▶ _Data section_:
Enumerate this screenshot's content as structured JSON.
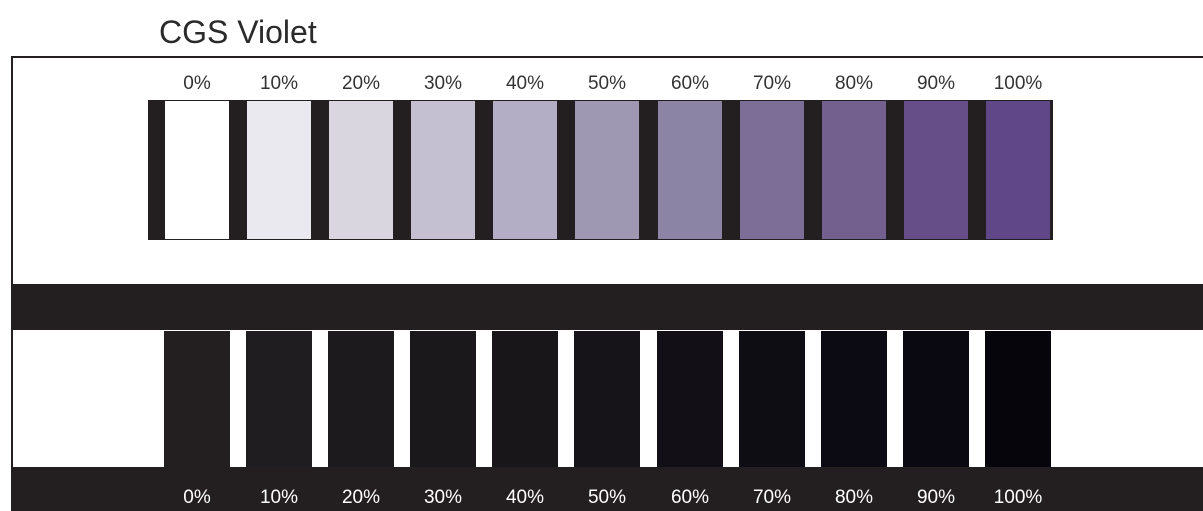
{
  "title": "CGS Violet",
  "top_labels": [
    "0%",
    "10%",
    "20%",
    "30%",
    "40%",
    "50%",
    "60%",
    "70%",
    "80%",
    "90%",
    "100%"
  ],
  "bottom_labels": [
    "0%",
    "10%",
    "20%",
    "30%",
    "40%",
    "50%",
    "60%",
    "70%",
    "80%",
    "90%",
    "100%"
  ],
  "top_colors": [
    "#ffffff",
    "#eae9ef",
    "#d9d6df",
    "#c5c0d1",
    "#b3aec5",
    "#9f98b3",
    "#8c84a5",
    "#7d6e98",
    "#73608e",
    "#664f88",
    "#5f4788"
  ],
  "bottom_colors": [
    "#231f20",
    "#1f1d1f",
    "#1c1a1d",
    "#1a181b",
    "#181619",
    "#161418",
    "#121016",
    "#0f0d14",
    "#0c0a12",
    "#0a0810",
    "#06050b"
  ]
}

▶ _Requirement_:
Take the listing above and restate it word for word, without its pictures.

▶ _Response to this task_:
Enumerate this screenshot's content as structured JSON.
{
  "title": "CGS Violet",
  "top_labels": [
    "0%",
    "10%",
    "20%",
    "30%",
    "40%",
    "50%",
    "60%",
    "70%",
    "80%",
    "90%",
    "100%"
  ],
  "bottom_labels": [
    "0%",
    "10%",
    "20%",
    "30%",
    "40%",
    "50%",
    "60%",
    "70%",
    "80%",
    "90%",
    "100%"
  ],
  "top_colors": [
    "#ffffff",
    "#eae9ef",
    "#d9d6df",
    "#c5c0d1",
    "#b3aec5",
    "#9f98b3",
    "#8c84a5",
    "#7d6e98",
    "#73608e",
    "#664f88",
    "#5f4788"
  ],
  "bottom_colors": [
    "#231f20",
    "#1f1d1f",
    "#1c1a1d",
    "#1a181b",
    "#181619",
    "#161418",
    "#121016",
    "#0f0d14",
    "#0c0a12",
    "#0a0810",
    "#06050b"
  ]
}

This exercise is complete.